Copy each line below in which the word "time" occurs.

[Collected data entries]
·····

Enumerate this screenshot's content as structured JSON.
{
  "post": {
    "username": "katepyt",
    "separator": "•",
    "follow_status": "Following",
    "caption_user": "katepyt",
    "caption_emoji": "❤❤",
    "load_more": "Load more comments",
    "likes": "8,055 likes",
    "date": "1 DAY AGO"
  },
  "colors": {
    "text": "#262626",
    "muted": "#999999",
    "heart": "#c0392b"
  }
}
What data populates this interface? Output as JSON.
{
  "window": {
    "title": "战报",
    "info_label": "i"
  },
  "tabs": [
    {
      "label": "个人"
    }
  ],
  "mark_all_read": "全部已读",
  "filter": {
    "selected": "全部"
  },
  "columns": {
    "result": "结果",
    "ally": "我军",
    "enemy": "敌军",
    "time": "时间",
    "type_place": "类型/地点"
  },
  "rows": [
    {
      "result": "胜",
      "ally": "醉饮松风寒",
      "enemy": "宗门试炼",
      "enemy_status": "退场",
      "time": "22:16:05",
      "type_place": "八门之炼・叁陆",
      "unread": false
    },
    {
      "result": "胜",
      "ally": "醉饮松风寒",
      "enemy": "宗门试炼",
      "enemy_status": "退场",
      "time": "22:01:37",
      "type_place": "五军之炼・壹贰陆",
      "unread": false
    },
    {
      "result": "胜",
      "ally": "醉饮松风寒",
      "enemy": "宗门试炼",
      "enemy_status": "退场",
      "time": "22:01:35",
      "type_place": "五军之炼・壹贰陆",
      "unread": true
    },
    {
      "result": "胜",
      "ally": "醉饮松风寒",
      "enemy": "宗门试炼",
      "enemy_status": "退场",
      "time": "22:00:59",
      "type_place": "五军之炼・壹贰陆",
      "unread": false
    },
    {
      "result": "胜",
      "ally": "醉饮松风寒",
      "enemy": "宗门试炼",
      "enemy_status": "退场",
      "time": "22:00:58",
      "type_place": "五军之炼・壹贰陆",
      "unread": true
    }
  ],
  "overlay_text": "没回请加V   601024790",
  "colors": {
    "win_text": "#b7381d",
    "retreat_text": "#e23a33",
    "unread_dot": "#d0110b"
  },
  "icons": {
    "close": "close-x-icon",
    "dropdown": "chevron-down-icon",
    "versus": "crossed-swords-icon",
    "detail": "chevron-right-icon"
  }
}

·····

Finished exercise:
    "time": "时间",
      "time": "22:16:05",
      "time": "22:01:37",
      "time": "22:01:35",
      "time": "22:00:59",
      "time": "22:00:58",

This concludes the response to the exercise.